Saved data entries
** begin **

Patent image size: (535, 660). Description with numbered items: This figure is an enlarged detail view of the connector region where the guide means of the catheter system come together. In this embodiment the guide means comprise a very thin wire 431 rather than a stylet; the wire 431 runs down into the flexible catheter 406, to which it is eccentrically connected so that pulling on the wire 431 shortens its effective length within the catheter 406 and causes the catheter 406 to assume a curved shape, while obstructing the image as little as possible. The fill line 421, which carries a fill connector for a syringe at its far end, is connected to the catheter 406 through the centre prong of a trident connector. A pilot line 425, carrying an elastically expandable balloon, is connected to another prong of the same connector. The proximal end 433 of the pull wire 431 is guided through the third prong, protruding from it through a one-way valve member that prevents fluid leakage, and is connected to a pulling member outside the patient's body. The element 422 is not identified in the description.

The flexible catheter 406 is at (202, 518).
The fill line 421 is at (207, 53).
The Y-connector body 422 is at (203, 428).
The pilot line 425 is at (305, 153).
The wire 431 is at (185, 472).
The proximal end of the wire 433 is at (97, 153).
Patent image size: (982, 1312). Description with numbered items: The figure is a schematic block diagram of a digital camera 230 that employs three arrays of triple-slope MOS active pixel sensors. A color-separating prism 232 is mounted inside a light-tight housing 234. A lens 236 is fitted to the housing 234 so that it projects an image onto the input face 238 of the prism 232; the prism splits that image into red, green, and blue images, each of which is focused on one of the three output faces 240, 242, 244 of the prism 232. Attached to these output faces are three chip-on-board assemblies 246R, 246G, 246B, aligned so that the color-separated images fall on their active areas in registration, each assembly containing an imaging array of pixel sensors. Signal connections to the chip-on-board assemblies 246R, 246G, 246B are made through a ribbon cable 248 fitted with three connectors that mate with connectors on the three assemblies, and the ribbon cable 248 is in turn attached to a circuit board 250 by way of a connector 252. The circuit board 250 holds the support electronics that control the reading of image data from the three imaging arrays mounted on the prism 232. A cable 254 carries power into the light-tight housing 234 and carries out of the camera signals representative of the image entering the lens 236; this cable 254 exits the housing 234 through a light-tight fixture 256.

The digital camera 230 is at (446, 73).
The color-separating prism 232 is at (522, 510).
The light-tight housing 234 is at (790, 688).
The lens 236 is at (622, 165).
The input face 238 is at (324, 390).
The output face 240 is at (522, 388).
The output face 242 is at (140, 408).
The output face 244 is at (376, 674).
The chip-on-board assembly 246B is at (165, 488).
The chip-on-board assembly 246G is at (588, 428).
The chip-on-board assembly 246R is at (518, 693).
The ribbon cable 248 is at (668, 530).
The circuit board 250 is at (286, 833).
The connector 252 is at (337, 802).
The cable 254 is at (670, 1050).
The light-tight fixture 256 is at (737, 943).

** end **

__TASK TO COMPLETE__: Can you copy out all of the rows above word for word, without changing anything?

__COMPLETED EXERCISE__:
Patent image size: (535, 660). Description with numbered items: This figure is an enlarged detail view of the connector region where the guide means of the catheter system come together. In this embodiment the guide means comprise a very thin wire 431 rather than a stylet; the wire 431 runs down into the flexible catheter 406, to which it is eccentrically connected so that pulling on the wire 431 shortens its effective length within the catheter 406 and causes the catheter 406 to assume a curved shape, while obstructing the image as little as possible. The fill line 421, which carries a fill connector for a syringe at its far end, is connected to the catheter 406 through the centre prong of a trident connector. A pilot line 425, carrying an elastically expandable balloon, is connected to another prong of the same connector. The proximal end 433 of the pull wire 431 is guided through the third prong, protruding from it through a one-way valve member that prevents fluid leakage, and is connected to a pulling member outside the patient's body. The element 422 is not identified in the description.

The flexible catheter 406 is at (202, 518).
The fill line 421 is at (207, 53).
The Y-connector body 422 is at (203, 428).
The pilot line 425 is at (305, 153).
The wire 431 is at (185, 472).
The proximal end of the wire 433 is at (97, 153).
Patent image size: (982, 1312). Description with numbered items: The figure is a schematic block diagram of a digital camera 230 that employs three arrays of triple-slope MOS active pixel sensors. A color-separating prism 232 is mounted inside a light-tight housing 234. A lens 236 is fitted to the housing 234 so that it projects an image onto the input face 238 of the prism 232; the prism splits that image into red, green, and blue images, each of which is focused on one of the three output faces 240, 242, 244 of the prism 232. Attached to these output faces are three chip-on-board assemblies 246R, 246G, 246B, aligned so that the color-separated images fall on their active areas in registration, each assembly containing an imaging array of pixel sensors. Signal connections to the chip-on-board assemblies 246R, 246G, 246B are made through a ribbon cable 248 fitted with three connectors that mate with connectors on the three assemblies, and the ribbon cable 248 is in turn attached to a circuit board 250 by way of a connector 252. The circuit board 250 holds the support electronics that control the reading of image data from the three imaging arrays mounted on the prism 232. A cable 254 carries power into the light-tight housing 234 and carries out of the camera signals representative of the image entering the lens 236; this cable 254 exits the housing 234 through a light-tight fixture 256.

The digital camera 230 is at (446, 73).
The color-separating prism 232 is at (522, 510).
The light-tight housing 234 is at (790, 688).
The lens 236 is at (622, 165).
The input face 238 is at (324, 390).
The output face 240 is at (522, 388).
The output face 242 is at (140, 408).
The output face 244 is at (376, 674).
The chip-on-board assembly 246B is at (165, 488).
The chip-on-board assembly 246G is at (588, 428).
The chip-on-board assembly 246R is at (518, 693).
The ribbon cable 248 is at (668, 530).
The circuit board 250 is at (286, 833).
The connector 252 is at (337, 802).
The cable 254 is at (670, 1050).
The light-tight fixture 256 is at (737, 943).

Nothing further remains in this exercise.